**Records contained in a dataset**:
— BEGIN —
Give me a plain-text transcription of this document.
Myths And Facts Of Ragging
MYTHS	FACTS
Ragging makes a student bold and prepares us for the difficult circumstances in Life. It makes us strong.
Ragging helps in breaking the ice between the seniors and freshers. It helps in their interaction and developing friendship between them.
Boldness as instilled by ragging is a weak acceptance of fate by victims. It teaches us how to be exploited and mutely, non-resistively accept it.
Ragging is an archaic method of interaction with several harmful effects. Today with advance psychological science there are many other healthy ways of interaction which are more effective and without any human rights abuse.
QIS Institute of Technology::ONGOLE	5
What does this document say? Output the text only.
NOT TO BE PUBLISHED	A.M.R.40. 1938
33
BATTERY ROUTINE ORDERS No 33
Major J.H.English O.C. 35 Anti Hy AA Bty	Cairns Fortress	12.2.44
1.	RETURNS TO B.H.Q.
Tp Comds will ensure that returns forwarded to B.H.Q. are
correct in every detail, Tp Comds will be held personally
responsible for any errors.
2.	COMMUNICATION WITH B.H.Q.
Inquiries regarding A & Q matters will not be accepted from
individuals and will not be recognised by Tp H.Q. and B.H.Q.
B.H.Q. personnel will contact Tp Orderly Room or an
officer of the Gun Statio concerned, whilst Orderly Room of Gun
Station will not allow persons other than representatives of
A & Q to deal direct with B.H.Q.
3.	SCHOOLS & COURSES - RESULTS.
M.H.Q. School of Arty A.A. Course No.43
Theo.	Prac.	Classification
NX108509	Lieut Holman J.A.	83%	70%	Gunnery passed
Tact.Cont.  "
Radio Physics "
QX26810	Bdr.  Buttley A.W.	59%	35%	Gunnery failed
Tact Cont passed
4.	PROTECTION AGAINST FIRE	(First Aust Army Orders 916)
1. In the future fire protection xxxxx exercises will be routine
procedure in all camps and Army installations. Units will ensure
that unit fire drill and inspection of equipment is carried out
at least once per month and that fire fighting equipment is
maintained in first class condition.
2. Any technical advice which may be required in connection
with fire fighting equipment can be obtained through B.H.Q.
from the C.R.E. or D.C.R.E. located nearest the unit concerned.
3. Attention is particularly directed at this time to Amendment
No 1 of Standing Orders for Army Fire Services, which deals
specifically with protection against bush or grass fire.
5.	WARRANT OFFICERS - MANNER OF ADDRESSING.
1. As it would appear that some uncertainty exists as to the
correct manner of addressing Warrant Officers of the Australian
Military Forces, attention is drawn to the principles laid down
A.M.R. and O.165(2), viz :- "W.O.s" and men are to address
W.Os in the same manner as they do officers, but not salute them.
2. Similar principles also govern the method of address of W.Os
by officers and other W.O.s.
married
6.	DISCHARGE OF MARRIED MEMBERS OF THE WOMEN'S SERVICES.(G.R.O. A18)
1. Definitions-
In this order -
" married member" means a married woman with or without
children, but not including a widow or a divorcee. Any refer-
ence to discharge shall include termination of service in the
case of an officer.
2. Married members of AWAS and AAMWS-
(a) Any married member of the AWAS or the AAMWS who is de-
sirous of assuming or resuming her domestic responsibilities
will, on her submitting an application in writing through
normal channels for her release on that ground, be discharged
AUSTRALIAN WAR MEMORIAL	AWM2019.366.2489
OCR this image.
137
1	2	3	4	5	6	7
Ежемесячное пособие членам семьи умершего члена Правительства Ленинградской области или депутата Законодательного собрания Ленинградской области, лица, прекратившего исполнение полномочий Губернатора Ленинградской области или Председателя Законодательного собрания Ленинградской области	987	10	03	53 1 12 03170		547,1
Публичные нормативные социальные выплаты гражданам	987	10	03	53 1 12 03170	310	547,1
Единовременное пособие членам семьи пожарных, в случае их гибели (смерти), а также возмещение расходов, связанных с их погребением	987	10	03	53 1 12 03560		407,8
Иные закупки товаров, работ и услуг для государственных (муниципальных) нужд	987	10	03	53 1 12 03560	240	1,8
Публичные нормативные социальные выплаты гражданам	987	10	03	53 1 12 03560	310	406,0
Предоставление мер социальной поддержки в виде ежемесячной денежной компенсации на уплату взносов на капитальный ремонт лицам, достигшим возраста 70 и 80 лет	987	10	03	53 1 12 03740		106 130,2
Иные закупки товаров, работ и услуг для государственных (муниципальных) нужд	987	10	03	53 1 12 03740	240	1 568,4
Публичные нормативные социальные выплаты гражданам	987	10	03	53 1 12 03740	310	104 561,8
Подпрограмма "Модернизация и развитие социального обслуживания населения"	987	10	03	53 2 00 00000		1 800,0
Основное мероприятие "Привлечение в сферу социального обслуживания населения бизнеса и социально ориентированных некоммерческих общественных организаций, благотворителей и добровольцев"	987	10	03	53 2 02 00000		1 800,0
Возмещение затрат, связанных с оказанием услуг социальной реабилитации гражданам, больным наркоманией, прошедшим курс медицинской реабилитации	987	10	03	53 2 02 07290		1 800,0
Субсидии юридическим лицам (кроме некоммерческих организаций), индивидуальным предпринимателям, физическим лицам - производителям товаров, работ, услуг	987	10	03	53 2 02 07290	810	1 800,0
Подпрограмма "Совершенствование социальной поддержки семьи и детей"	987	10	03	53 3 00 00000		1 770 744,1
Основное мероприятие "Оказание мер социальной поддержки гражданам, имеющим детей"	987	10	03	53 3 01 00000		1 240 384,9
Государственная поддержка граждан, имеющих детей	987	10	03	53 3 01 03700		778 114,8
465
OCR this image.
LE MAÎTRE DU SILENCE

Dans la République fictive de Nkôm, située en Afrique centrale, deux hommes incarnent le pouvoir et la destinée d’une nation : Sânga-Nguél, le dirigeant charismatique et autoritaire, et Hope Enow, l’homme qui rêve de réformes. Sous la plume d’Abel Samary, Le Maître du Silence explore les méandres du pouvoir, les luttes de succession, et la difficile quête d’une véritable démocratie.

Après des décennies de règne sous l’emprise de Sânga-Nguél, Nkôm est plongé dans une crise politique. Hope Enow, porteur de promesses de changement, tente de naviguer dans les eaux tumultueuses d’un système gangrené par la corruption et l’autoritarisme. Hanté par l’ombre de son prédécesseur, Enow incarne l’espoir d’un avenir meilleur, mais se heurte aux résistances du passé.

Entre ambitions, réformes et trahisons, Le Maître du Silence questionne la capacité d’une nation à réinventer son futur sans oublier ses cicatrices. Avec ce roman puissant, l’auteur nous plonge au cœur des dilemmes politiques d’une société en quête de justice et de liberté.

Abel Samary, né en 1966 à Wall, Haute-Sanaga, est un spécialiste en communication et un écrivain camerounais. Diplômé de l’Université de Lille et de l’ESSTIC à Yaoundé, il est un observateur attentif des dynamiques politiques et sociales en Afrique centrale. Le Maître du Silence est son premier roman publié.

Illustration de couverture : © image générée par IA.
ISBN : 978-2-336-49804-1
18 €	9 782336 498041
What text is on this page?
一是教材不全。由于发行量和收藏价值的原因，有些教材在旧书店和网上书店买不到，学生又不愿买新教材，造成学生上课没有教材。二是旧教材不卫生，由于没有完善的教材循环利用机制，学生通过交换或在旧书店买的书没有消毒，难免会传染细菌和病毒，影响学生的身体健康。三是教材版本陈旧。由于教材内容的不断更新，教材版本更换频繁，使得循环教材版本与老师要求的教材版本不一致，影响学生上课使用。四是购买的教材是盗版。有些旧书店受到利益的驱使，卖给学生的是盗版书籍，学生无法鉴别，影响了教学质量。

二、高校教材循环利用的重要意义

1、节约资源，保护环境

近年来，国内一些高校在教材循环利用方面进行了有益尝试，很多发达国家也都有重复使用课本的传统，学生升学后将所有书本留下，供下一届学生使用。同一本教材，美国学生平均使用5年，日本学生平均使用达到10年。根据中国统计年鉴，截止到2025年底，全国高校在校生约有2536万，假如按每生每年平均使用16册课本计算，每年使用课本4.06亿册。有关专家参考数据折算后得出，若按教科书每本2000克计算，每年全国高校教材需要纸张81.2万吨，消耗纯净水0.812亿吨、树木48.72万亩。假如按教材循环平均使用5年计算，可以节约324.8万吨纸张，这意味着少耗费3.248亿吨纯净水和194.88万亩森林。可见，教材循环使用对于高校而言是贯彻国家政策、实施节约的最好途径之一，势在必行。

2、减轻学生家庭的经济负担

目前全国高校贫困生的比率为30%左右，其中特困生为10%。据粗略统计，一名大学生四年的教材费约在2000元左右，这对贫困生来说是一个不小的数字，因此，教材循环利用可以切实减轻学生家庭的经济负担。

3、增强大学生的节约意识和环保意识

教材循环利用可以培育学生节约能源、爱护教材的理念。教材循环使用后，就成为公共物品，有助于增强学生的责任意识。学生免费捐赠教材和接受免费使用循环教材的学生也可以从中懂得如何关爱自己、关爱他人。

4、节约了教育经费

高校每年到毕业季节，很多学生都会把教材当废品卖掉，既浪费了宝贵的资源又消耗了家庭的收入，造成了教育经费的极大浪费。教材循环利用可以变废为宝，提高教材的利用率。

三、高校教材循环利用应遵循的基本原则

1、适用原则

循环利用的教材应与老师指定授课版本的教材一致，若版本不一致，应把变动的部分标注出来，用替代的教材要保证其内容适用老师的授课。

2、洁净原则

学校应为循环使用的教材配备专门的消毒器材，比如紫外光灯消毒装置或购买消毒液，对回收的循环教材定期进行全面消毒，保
— END —
**REQUEST**: Pick each line holding the word "муниципальных" out of the data and copy it.

**EXERCISE RESPONSE**:
Иные закупки товаров, работ и услуг для государственных (муниципальных) нужд	987	10	03	53 1 12 03560	240	1,8
Иные закупки товаров, работ и услуг для государственных (муниципальных) нужд	987	10	03	53 1 12 03740	240	1 568,4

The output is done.